◆ The task ◆
Lay out the records as a two-column CSV with the columns "prompt" and "response," covering everything from the start of the records through the line that contains "The switch 42 is at (253, 432).", with one row for each text and its answer, every field quoted and line breaks turned into spaces. Leave the pictures out.

── Recorded data

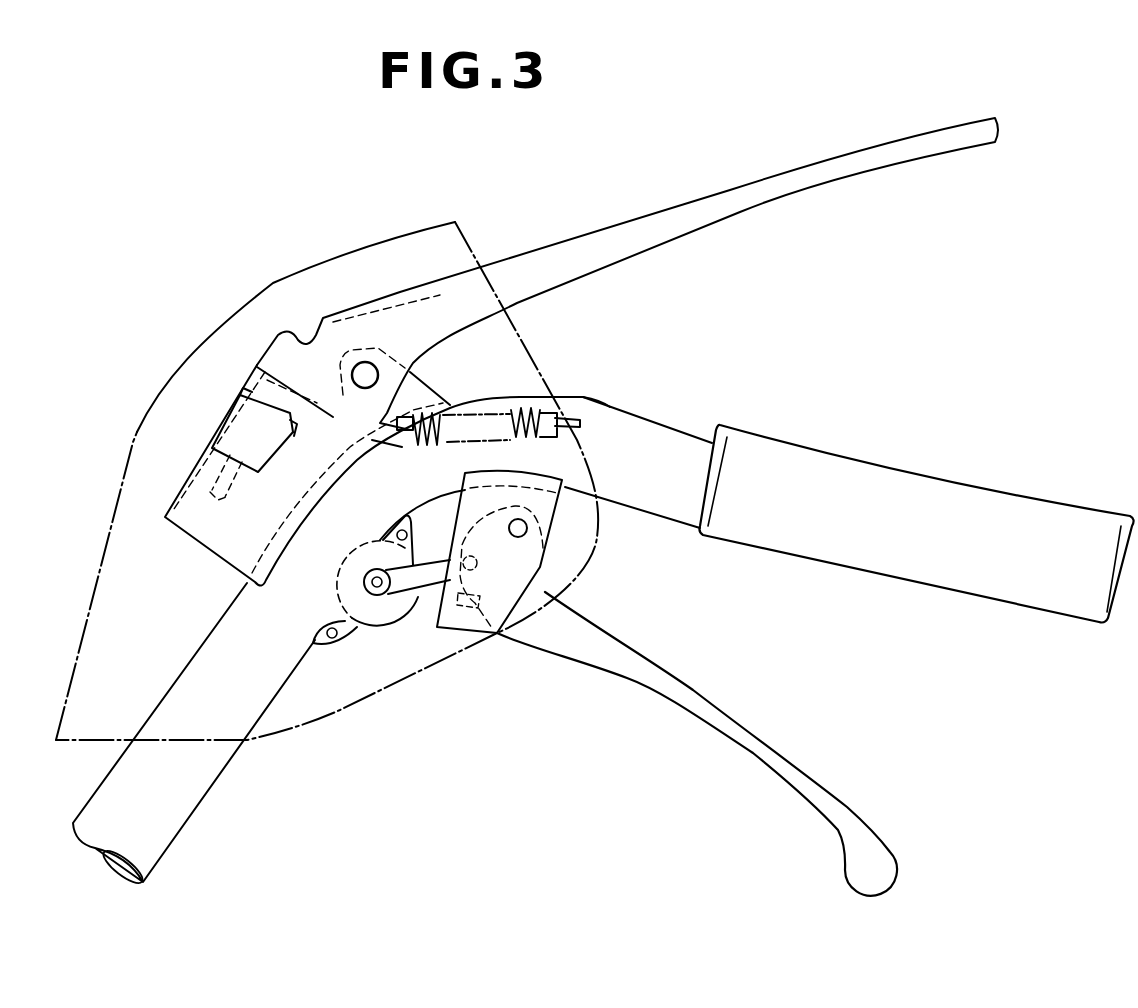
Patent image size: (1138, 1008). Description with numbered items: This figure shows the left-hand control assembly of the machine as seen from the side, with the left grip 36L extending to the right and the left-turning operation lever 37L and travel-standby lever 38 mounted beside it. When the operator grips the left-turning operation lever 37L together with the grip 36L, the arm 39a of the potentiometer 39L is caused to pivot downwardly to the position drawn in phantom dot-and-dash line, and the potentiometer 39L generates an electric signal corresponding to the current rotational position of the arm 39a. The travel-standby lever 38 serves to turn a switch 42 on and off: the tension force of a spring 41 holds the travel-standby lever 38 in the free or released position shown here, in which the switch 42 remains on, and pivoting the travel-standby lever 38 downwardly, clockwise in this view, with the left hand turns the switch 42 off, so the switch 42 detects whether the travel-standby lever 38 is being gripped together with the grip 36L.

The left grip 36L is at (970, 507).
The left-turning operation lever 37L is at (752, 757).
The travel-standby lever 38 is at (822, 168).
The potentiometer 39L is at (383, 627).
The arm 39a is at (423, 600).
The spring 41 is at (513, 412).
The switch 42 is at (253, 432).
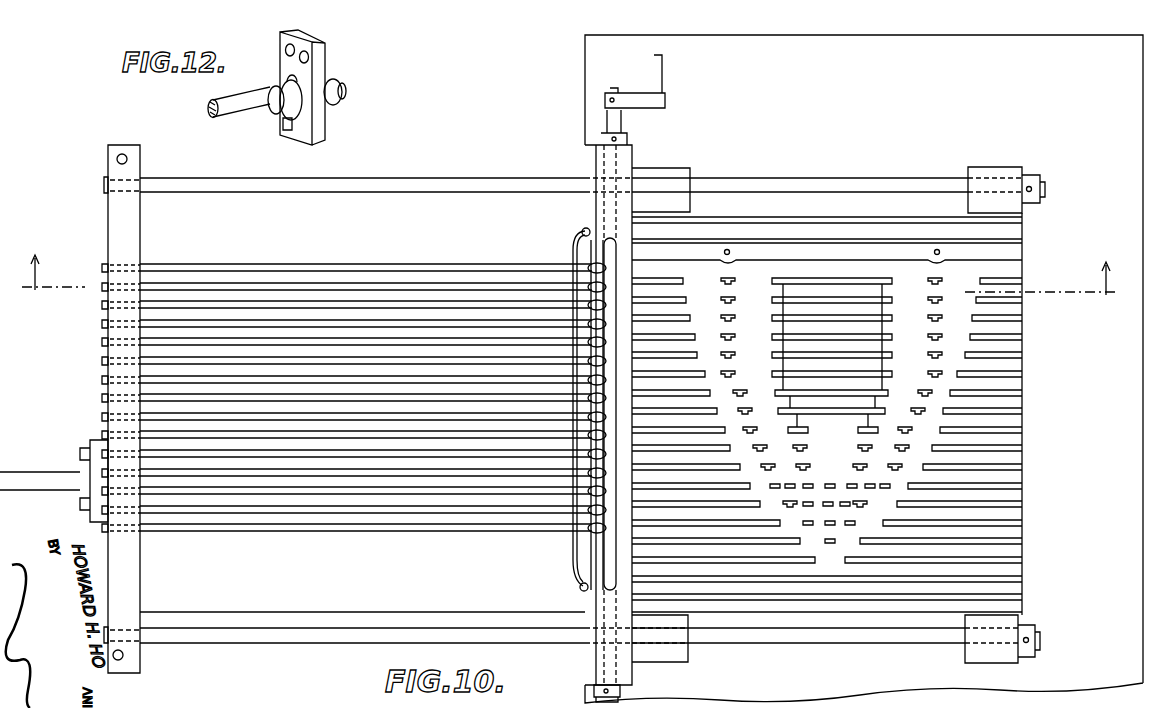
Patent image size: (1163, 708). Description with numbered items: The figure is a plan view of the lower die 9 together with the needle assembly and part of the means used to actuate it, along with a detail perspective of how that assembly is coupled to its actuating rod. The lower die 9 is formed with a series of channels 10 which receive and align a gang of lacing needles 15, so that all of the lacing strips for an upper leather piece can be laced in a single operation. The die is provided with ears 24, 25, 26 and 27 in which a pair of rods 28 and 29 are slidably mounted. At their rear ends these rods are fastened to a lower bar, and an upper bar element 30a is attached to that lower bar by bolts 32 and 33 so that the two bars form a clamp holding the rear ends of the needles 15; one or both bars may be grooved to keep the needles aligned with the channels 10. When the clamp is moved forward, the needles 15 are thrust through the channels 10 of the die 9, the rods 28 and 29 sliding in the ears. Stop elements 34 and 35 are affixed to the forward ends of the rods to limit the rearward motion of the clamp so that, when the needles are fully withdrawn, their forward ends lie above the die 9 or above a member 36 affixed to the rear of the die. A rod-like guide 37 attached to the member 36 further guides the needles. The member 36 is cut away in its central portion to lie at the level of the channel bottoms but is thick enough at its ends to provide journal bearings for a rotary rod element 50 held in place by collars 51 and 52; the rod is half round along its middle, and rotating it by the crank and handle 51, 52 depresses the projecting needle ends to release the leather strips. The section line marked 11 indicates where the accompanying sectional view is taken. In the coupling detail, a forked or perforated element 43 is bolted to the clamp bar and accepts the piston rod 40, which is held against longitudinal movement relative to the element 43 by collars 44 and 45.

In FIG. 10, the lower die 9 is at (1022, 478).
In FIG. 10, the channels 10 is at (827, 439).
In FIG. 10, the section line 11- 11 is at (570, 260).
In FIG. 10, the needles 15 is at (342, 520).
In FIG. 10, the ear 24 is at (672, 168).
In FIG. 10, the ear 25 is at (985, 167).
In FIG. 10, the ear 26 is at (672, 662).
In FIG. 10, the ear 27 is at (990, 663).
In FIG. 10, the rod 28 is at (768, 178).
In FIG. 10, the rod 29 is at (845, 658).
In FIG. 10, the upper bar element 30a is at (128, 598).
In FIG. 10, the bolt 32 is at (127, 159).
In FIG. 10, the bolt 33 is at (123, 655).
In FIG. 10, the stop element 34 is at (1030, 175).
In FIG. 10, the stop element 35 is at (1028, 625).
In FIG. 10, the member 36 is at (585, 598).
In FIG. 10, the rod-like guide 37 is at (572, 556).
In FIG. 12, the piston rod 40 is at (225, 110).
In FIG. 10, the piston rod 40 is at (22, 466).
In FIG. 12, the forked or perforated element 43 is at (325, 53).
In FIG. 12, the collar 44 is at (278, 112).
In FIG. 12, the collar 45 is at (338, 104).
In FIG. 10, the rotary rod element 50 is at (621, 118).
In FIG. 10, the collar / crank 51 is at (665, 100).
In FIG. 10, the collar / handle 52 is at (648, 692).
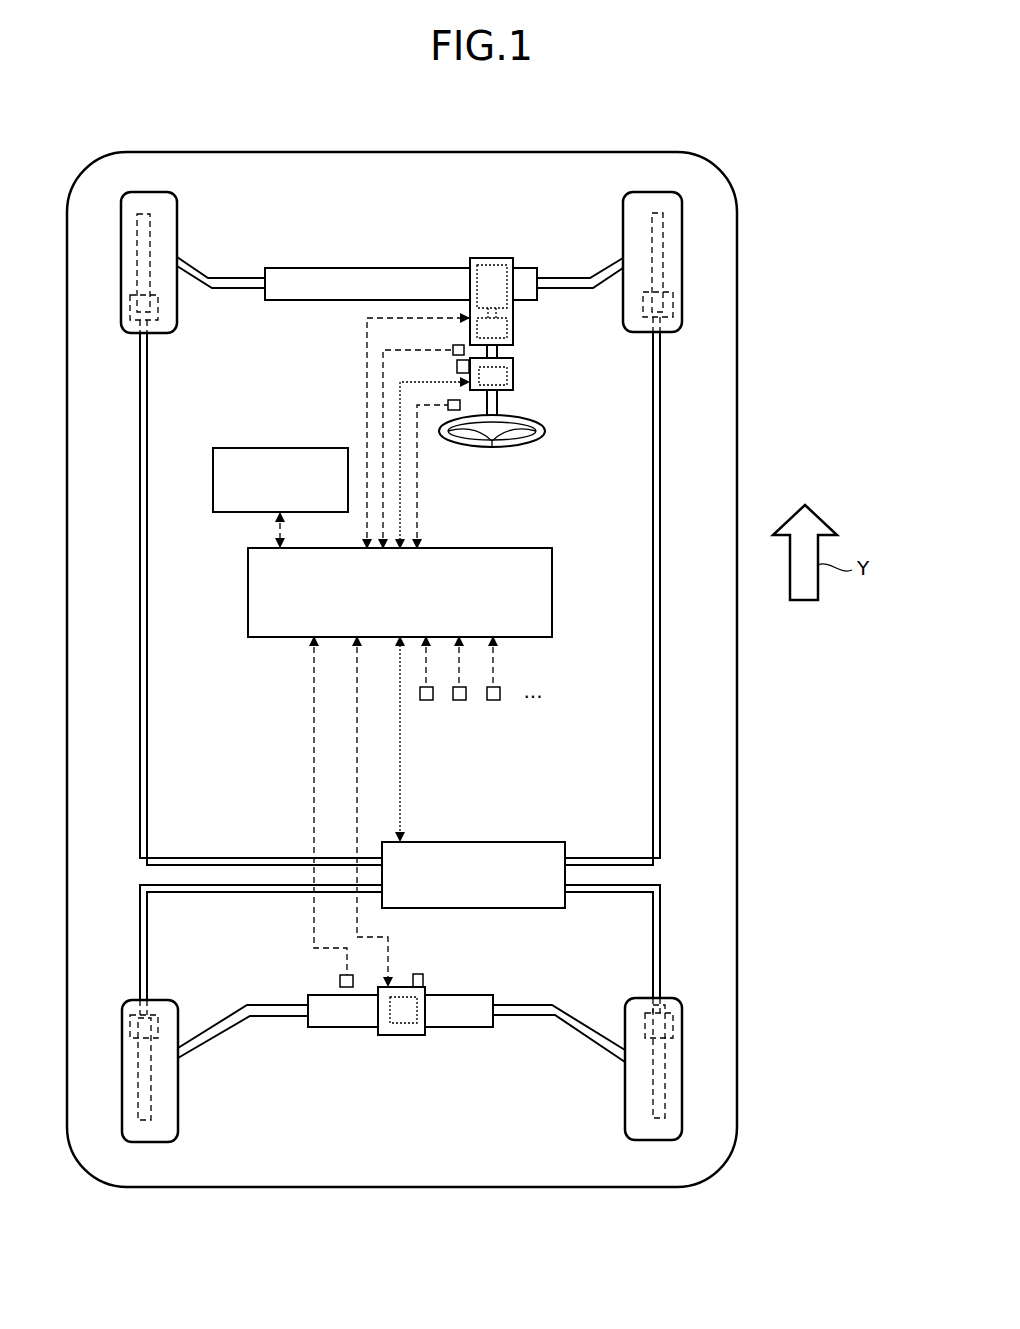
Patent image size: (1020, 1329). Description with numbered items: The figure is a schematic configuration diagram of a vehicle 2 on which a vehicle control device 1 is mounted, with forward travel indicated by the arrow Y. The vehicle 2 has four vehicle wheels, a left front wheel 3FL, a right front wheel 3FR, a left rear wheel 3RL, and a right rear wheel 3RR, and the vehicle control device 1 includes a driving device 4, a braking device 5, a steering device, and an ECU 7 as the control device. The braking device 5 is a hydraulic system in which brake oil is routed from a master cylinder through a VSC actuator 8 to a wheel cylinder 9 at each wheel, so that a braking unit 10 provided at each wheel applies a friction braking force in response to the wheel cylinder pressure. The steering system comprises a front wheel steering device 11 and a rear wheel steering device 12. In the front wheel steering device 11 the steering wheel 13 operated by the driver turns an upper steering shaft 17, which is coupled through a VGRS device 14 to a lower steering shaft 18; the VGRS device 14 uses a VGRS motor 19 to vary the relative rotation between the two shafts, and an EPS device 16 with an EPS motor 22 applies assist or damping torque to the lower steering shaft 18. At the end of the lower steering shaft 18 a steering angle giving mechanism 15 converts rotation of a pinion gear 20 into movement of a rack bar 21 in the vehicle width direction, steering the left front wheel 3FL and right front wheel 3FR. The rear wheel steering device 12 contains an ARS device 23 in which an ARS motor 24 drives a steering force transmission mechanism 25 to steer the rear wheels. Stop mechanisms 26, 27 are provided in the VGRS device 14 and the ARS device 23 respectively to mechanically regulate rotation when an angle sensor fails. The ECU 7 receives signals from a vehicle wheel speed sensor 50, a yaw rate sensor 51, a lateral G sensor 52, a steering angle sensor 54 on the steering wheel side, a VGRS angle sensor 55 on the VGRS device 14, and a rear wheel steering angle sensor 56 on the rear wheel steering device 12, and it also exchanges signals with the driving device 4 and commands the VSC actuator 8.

────

◆ Written response ◆
prompt,response
"Patent image size: (1138, 1008). Description with numbered items: This figure shows the left-hand control assembly of the machine as seen from the side, with the left grip 36L extending to the right and the left-turning operation lever 37L and travel-standby lever 38 mounted beside it. When the operator grips the left-turning operation lever 37L together with the grip 36L, the arm 39a of the potentiometer 39L is caused to pivot downwardly to the position drawn in phantom dot-and-dash line, and the potentiometer 39L generates an electric signal corresponding to the current rotational position of the arm 39a. The travel-standby lever 38 serves to turn a switch 42 on and off: the tension force of a spring 41 holds the travel-standby lever 38 in the free or released position shown here, in which the switch 42 remains on, and pivoting the travel-standby lever 38 downwardly, clockwise in this view, with the left hand turns the switch 42 off, so the switch 42 detects whether the travel-standby lever 38 is being gripped together with the grip 36L.","The left grip 36L is at (970, 507). The left-turning operation lever 37L is at (752, 757). The travel-standby lever 38 is at (822, 168). The potentiometer 39L is at (383, 627). The arm 39a is at (423, 600). The spring 41 is at (513, 412). The switch 42 is at (253, 432)."